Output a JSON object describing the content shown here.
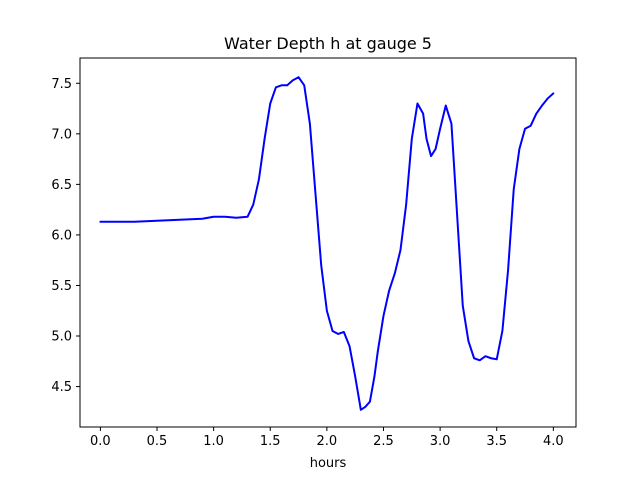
{
  "chart_data": {
    "type": "line",
    "title": "Water Depth h at gauge 5",
    "xlabel": "hours",
    "ylabel": "",
    "xlim": [
      -0.18,
      4.2
    ],
    "ylim": [
      4.1,
      7.75
    ],
    "xticks": [
      0.0,
      0.5,
      1.0,
      1.5,
      2.0,
      2.5,
      3.0,
      3.5,
      4.0
    ],
    "xtick_labels": [
      "0.0",
      "0.5",
      "1.0",
      "1.5",
      "2.0",
      "2.5",
      "3.0",
      "3.5",
      "4.0"
    ],
    "yticks": [
      4.5,
      5.0,
      5.5,
      6.0,
      6.5,
      7.0,
      7.5
    ],
    "ytick_labels": [
      "4.5",
      "5.0",
      "5.5",
      "6.0",
      "6.5",
      "7.0",
      "7.5"
    ],
    "grid": false,
    "line_color": "#0000ff",
    "series": [
      {
        "x": [
          0.0,
          0.3,
          0.5,
          0.7,
          0.9,
          1.0,
          1.1,
          1.2,
          1.3,
          1.35,
          1.4,
          1.45,
          1.5,
          1.55,
          1.6,
          1.65,
          1.7,
          1.75,
          1.8,
          1.85,
          1.9,
          1.95,
          2.0,
          2.05,
          2.1,
          2.15,
          2.2,
          2.25,
          2.3,
          2.34,
          2.38,
          2.42,
          2.45,
          2.5,
          2.55,
          2.6,
          2.65,
          2.7,
          2.75,
          2.8,
          2.85,
          2.88,
          2.92,
          2.96,
          3.0,
          3.05,
          3.1,
          3.15,
          3.2,
          3.25,
          3.3,
          3.35,
          3.4,
          3.45,
          3.5,
          3.55,
          3.6,
          3.65,
          3.7,
          3.75,
          3.8,
          3.85,
          3.9,
          3.95,
          4.0
        ],
        "y": [
          6.13,
          6.13,
          6.14,
          6.15,
          6.16,
          6.18,
          6.18,
          6.17,
          6.18,
          6.3,
          6.55,
          6.95,
          7.3,
          7.46,
          7.48,
          7.48,
          7.53,
          7.56,
          7.48,
          7.1,
          6.4,
          5.7,
          5.25,
          5.05,
          5.02,
          5.04,
          4.9,
          4.6,
          4.27,
          4.3,
          4.35,
          4.6,
          4.85,
          5.2,
          5.45,
          5.62,
          5.85,
          6.3,
          6.95,
          7.3,
          7.2,
          6.95,
          6.78,
          6.85,
          7.05,
          7.28,
          7.1,
          6.2,
          5.3,
          4.95,
          4.78,
          4.76,
          4.8,
          4.78,
          4.77,
          5.05,
          5.65,
          6.45,
          6.85,
          7.05,
          7.08,
          7.2,
          7.28,
          7.35,
          7.4
        ]
      }
    ]
  }
}
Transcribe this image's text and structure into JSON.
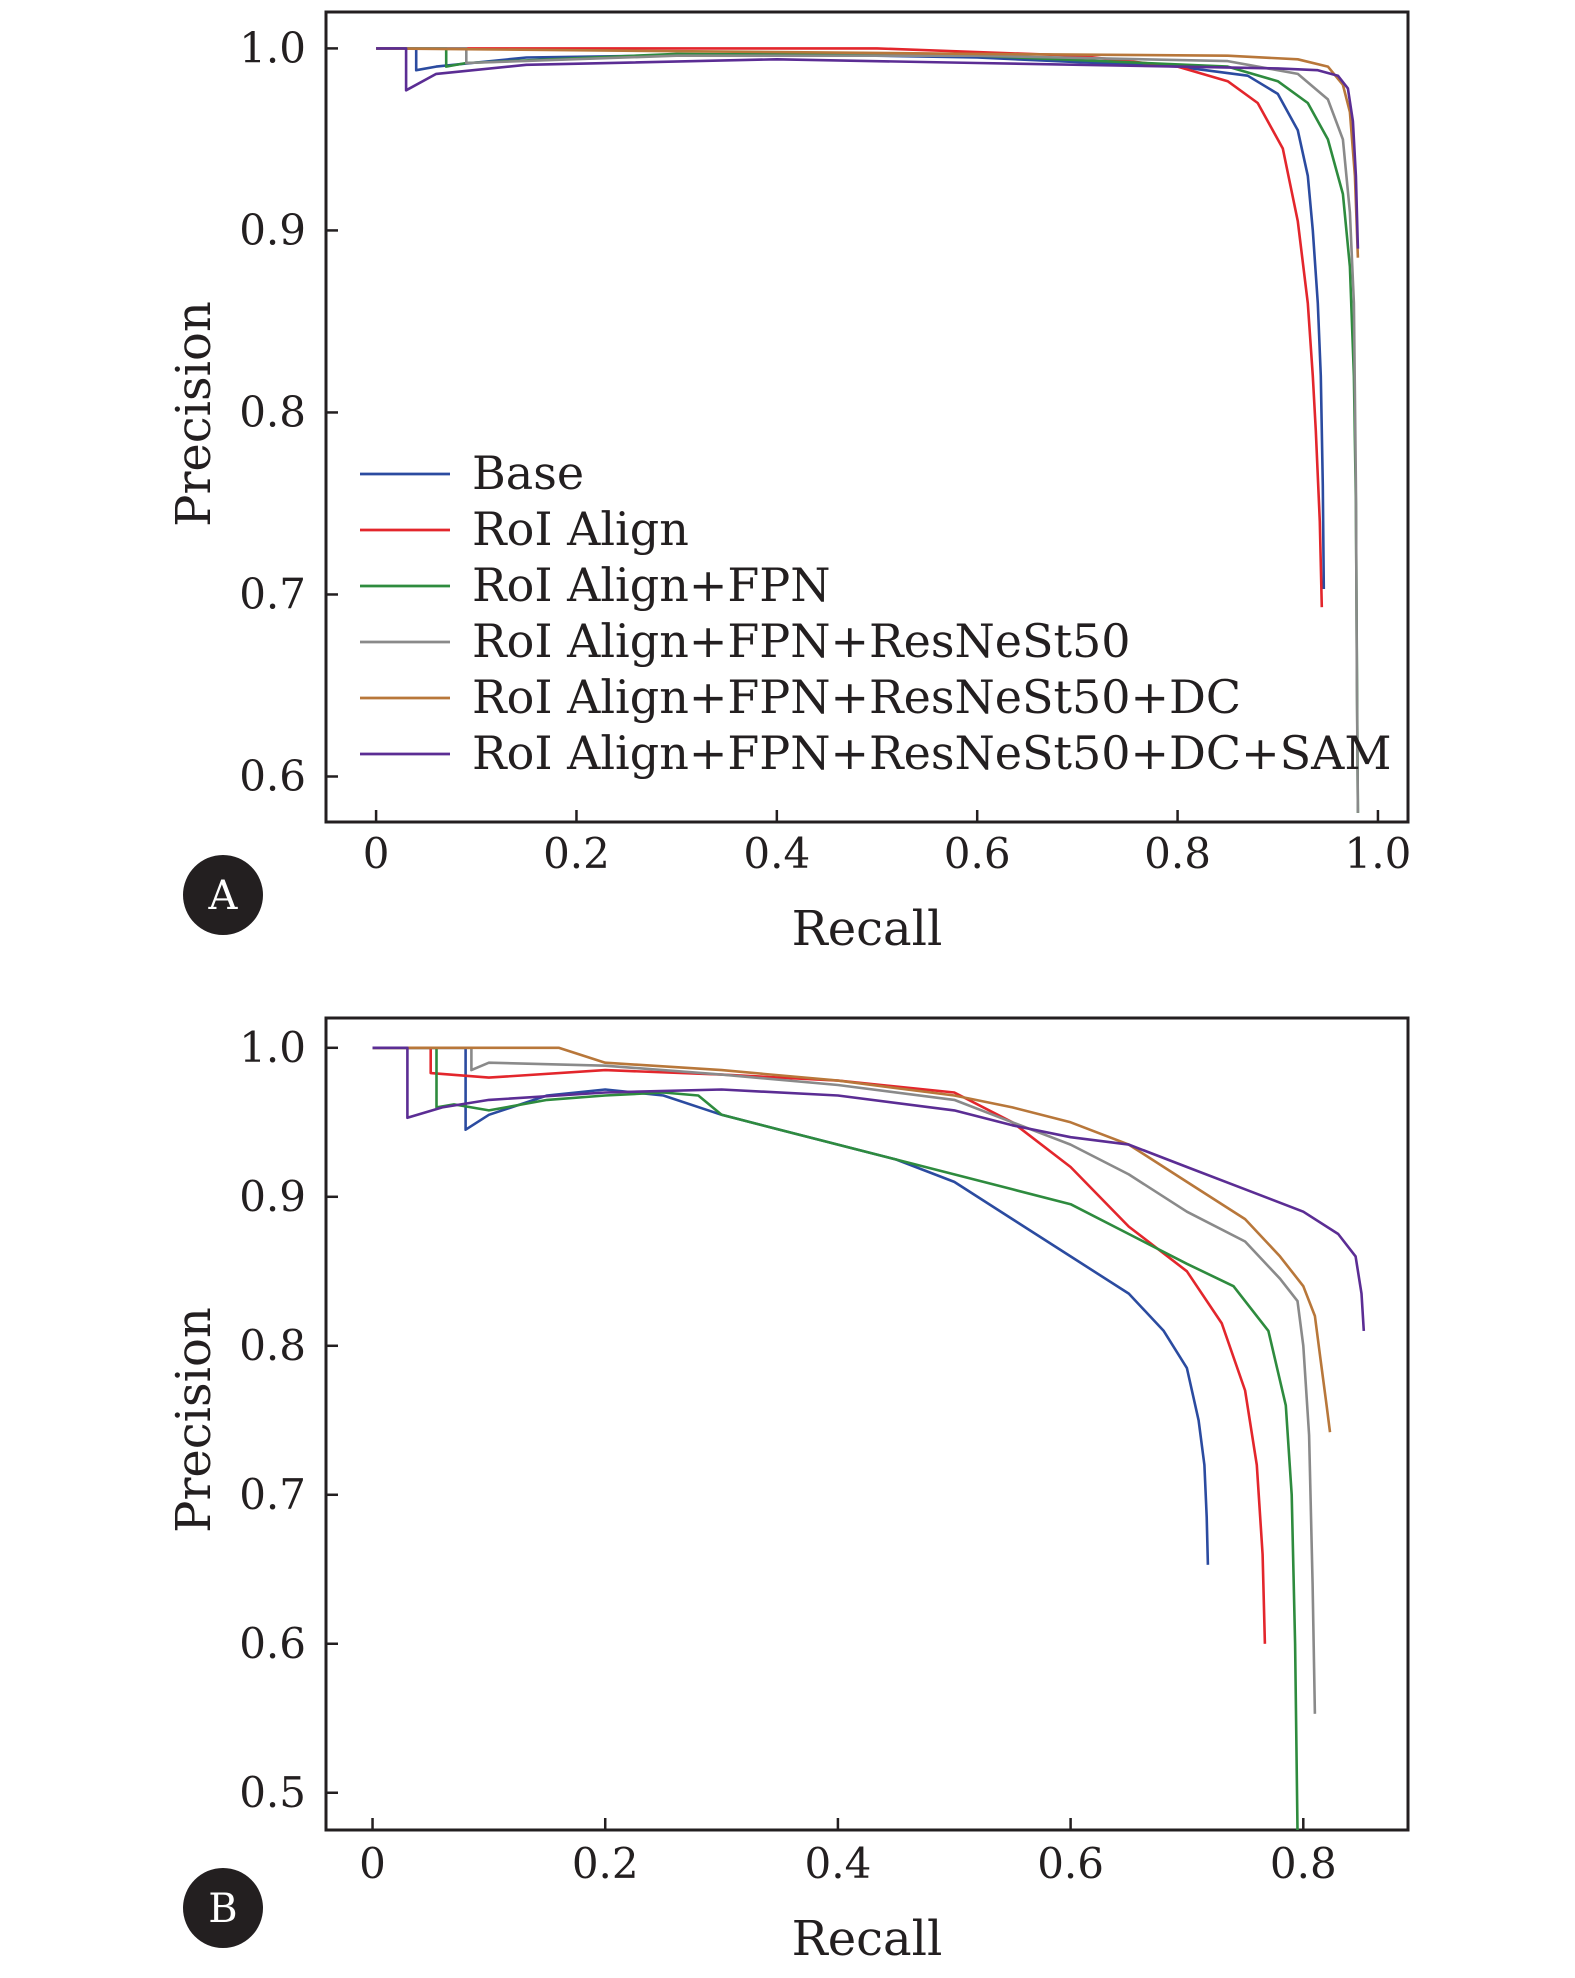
{
  "chart_data": [
    {
      "type": "line",
      "panel_label": "A",
      "xlabel": "Recall",
      "ylabel": "Precision",
      "xlim": [
        -0.05,
        1.03
      ],
      "ylim": [
        0.575,
        1.02
      ],
      "x_ticks": [
        0,
        0.2,
        0.4,
        0.6,
        0.8,
        1.0
      ],
      "x_tick_labels": [
        "0",
        "0.2",
        "0.4",
        "0.6",
        "0.8",
        "1.0"
      ],
      "y_ticks": [
        0.6,
        0.7,
        0.8,
        0.9,
        1.0
      ],
      "y_tick_labels": [
        "0.6",
        "0.7",
        "0.8",
        "0.9",
        "1.0"
      ],
      "grid": false,
      "legend": {
        "placement": "bottom-left",
        "entries": [
          "Base",
          "RoI Align",
          "RoI Align+FPN",
          "RoI Align+FPN+ResNeSt50",
          "RoI Align+FPN+ResNeSt50+DC",
          "RoI Align+FPN+ResNeSt50+DC+SAM"
        ]
      },
      "series": [
        {
          "name": "Base",
          "color": "#2b4ba0",
          "x": [
            0,
            0.04,
            0.04,
            0.06,
            0.15,
            0.4,
            0.6,
            0.8,
            0.87,
            0.9,
            0.92,
            0.93,
            0.935,
            0.94,
            0.943,
            0.945,
            0.946
          ],
          "y": [
            1.0,
            1.0,
            0.988,
            0.99,
            0.995,
            0.997,
            0.995,
            0.99,
            0.985,
            0.975,
            0.955,
            0.93,
            0.9,
            0.86,
            0.82,
            0.76,
            0.703
          ]
        },
        {
          "name": "RoI Align",
          "color": "#e3262c",
          "x": [
            0,
            0.5,
            0.7,
            0.8,
            0.85,
            0.88,
            0.905,
            0.92,
            0.93,
            0.935,
            0.938,
            0.942,
            0.944
          ],
          "y": [
            1.0,
            1.0,
            0.996,
            0.99,
            0.982,
            0.97,
            0.945,
            0.905,
            0.86,
            0.82,
            0.79,
            0.74,
            0.693
          ]
        },
        {
          "name": "RoI Align+FPN",
          "color": "#2e8b3e",
          "x": [
            0,
            0.07,
            0.07,
            0.09,
            0.3,
            0.6,
            0.85,
            0.9,
            0.93,
            0.95,
            0.965,
            0.972,
            0.976,
            0.978,
            0.979,
            0.98
          ],
          "y": [
            1.0,
            1.0,
            0.99,
            0.992,
            0.997,
            0.996,
            0.99,
            0.982,
            0.97,
            0.95,
            0.92,
            0.88,
            0.82,
            0.75,
            0.66,
            0.58
          ]
        },
        {
          "name": "RoI Align+FPN+ResNeSt50",
          "color": "#8a8a8a",
          "x": [
            0,
            0.09,
            0.09,
            0.3,
            0.6,
            0.85,
            0.92,
            0.95,
            0.965,
            0.972,
            0.976,
            0.978,
            0.979,
            0.98
          ],
          "y": [
            1.0,
            1.0,
            0.992,
            0.996,
            0.996,
            0.993,
            0.986,
            0.972,
            0.95,
            0.91,
            0.86,
            0.76,
            0.65,
            0.58
          ]
        },
        {
          "name": "RoI Align+FPN+ResNeSt50+DC",
          "color": "#b8773a",
          "x": [
            0,
            0.6,
            0.85,
            0.92,
            0.95,
            0.965,
            0.972,
            0.977,
            0.98
          ],
          "y": [
            1.0,
            0.997,
            0.996,
            0.994,
            0.99,
            0.98,
            0.965,
            0.93,
            0.885
          ]
        },
        {
          "name": "RoI Align+FPN+ResNeSt50+DC+SAM",
          "color": "#5b2d94",
          "x": [
            0,
            0.03,
            0.03,
            0.06,
            0.15,
            0.4,
            0.6,
            0.8,
            0.9,
            0.94,
            0.96,
            0.97,
            0.975,
            0.978,
            0.98
          ],
          "y": [
            1.0,
            1.0,
            0.977,
            0.986,
            0.991,
            0.994,
            0.992,
            0.99,
            0.989,
            0.988,
            0.985,
            0.978,
            0.96,
            0.93,
            0.89
          ]
        }
      ]
    },
    {
      "type": "line",
      "panel_label": "B",
      "xlabel": "Recall",
      "ylabel": "Precision",
      "xlim": [
        -0.04,
        0.89
      ],
      "ylim": [
        0.475,
        1.02
      ],
      "x_ticks": [
        0,
        0.2,
        0.4,
        0.6,
        0.8
      ],
      "x_tick_labels": [
        "0",
        "0.2",
        "0.4",
        "0.6",
        "0.8"
      ],
      "y_ticks": [
        0.5,
        0.6,
        0.7,
        0.8,
        0.9,
        1.0
      ],
      "y_tick_labels": [
        "0.5",
        "0.6",
        "0.7",
        "0.8",
        "0.9",
        "1.0"
      ],
      "grid": false,
      "series": [
        {
          "name": "Base",
          "color": "#2b4ba0",
          "x": [
            0,
            0.08,
            0.08,
            0.1,
            0.15,
            0.2,
            0.25,
            0.3,
            0.35,
            0.4,
            0.45,
            0.5,
            0.55,
            0.6,
            0.65,
            0.68,
            0.7,
            0.71,
            0.715,
            0.717,
            0.718
          ],
          "y": [
            1.0,
            1.0,
            0.945,
            0.955,
            0.968,
            0.972,
            0.968,
            0.955,
            0.945,
            0.935,
            0.925,
            0.91,
            0.885,
            0.86,
            0.835,
            0.81,
            0.785,
            0.75,
            0.72,
            0.685,
            0.653
          ]
        },
        {
          "name": "RoI Align",
          "color": "#e3262c",
          "x": [
            0,
            0.05,
            0.05,
            0.1,
            0.2,
            0.3,
            0.4,
            0.5,
            0.55,
            0.6,
            0.65,
            0.7,
            0.73,
            0.75,
            0.76,
            0.765,
            0.767
          ],
          "y": [
            1.0,
            1.0,
            0.983,
            0.98,
            0.985,
            0.982,
            0.978,
            0.97,
            0.95,
            0.92,
            0.88,
            0.85,
            0.815,
            0.77,
            0.72,
            0.66,
            0.6
          ]
        },
        {
          "name": "RoI Align+FPN",
          "color": "#2e8b3e",
          "x": [
            0,
            0.055,
            0.055,
            0.07,
            0.1,
            0.15,
            0.2,
            0.25,
            0.28,
            0.3,
            0.35,
            0.4,
            0.45,
            0.5,
            0.55,
            0.6,
            0.65,
            0.7,
            0.74,
            0.77,
            0.785,
            0.79,
            0.793,
            0.795
          ],
          "y": [
            1.0,
            1.0,
            0.96,
            0.962,
            0.958,
            0.965,
            0.968,
            0.97,
            0.968,
            0.955,
            0.945,
            0.935,
            0.925,
            0.915,
            0.905,
            0.895,
            0.875,
            0.855,
            0.84,
            0.81,
            0.76,
            0.7,
            0.6,
            0.475
          ]
        },
        {
          "name": "RoI Align+FPN+ResNeSt50",
          "color": "#8a8a8a",
          "x": [
            0,
            0.085,
            0.085,
            0.1,
            0.2,
            0.3,
            0.4,
            0.5,
            0.55,
            0.6,
            0.65,
            0.7,
            0.75,
            0.78,
            0.795,
            0.8,
            0.805,
            0.808,
            0.81
          ],
          "y": [
            1.0,
            1.0,
            0.985,
            0.99,
            0.988,
            0.982,
            0.975,
            0.965,
            0.95,
            0.935,
            0.915,
            0.89,
            0.87,
            0.845,
            0.83,
            0.8,
            0.74,
            0.64,
            0.553
          ]
        },
        {
          "name": "RoI Align+FPN+ResNeSt50+DC",
          "color": "#b8773a",
          "x": [
            0,
            0.16,
            0.2,
            0.3,
            0.4,
            0.5,
            0.55,
            0.6,
            0.65,
            0.7,
            0.75,
            0.78,
            0.8,
            0.81,
            0.815,
            0.82,
            0.823
          ],
          "y": [
            1.0,
            1.0,
            0.99,
            0.985,
            0.978,
            0.968,
            0.96,
            0.95,
            0.935,
            0.91,
            0.885,
            0.86,
            0.84,
            0.82,
            0.79,
            0.76,
            0.742
          ]
        },
        {
          "name": "RoI Align+FPN+ResNeSt50+DC+SAM",
          "color": "#5b2d94",
          "x": [
            0,
            0.03,
            0.03,
            0.06,
            0.1,
            0.2,
            0.3,
            0.4,
            0.5,
            0.55,
            0.6,
            0.65,
            0.7,
            0.75,
            0.8,
            0.83,
            0.845,
            0.85,
            0.852
          ],
          "y": [
            1.0,
            1.0,
            0.953,
            0.96,
            0.965,
            0.97,
            0.972,
            0.968,
            0.958,
            0.948,
            0.94,
            0.935,
            0.92,
            0.905,
            0.89,
            0.875,
            0.86,
            0.835,
            0.81
          ]
        }
      ]
    }
  ]
}
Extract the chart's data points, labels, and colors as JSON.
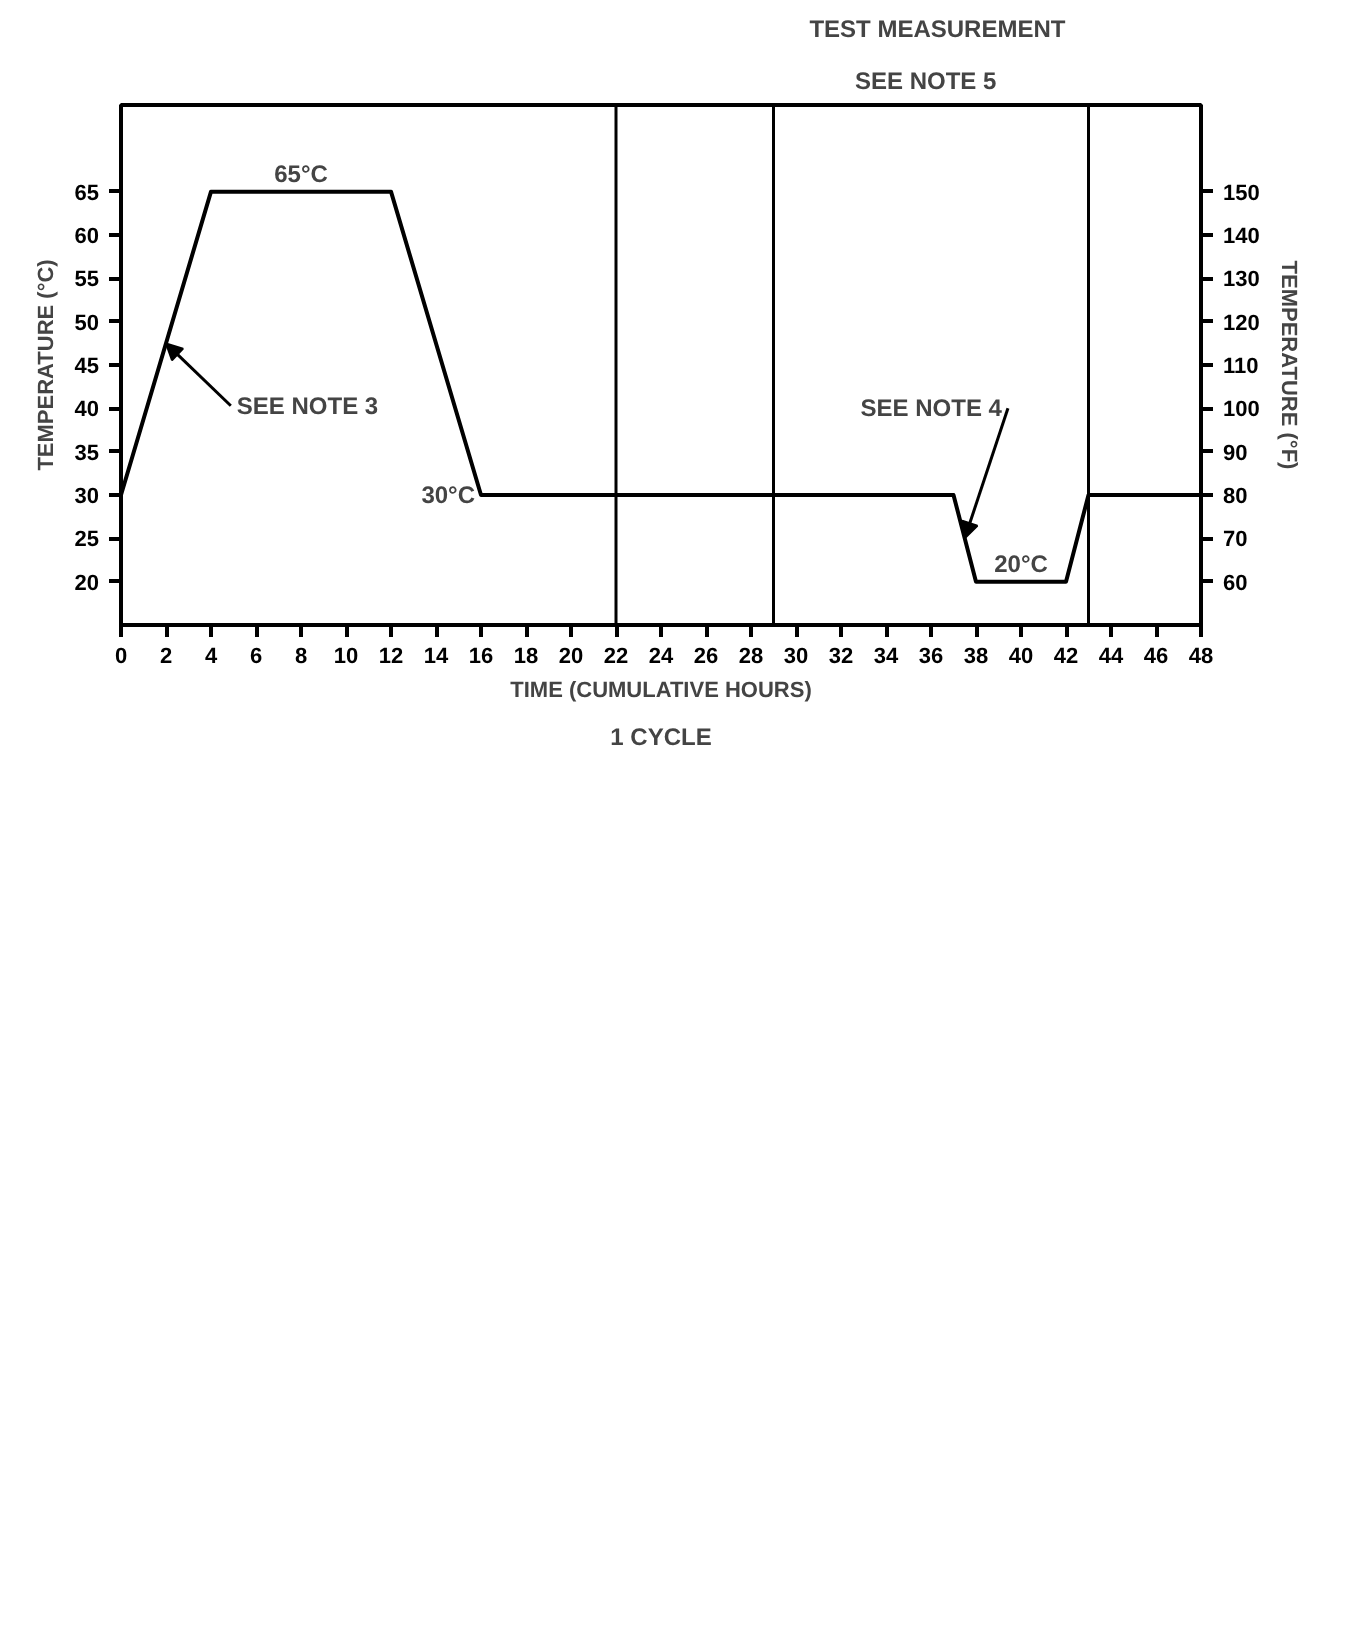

━━━━━━━━

Going through the records above, state how many lines carry "JSON", with no other text.

- Full response: 3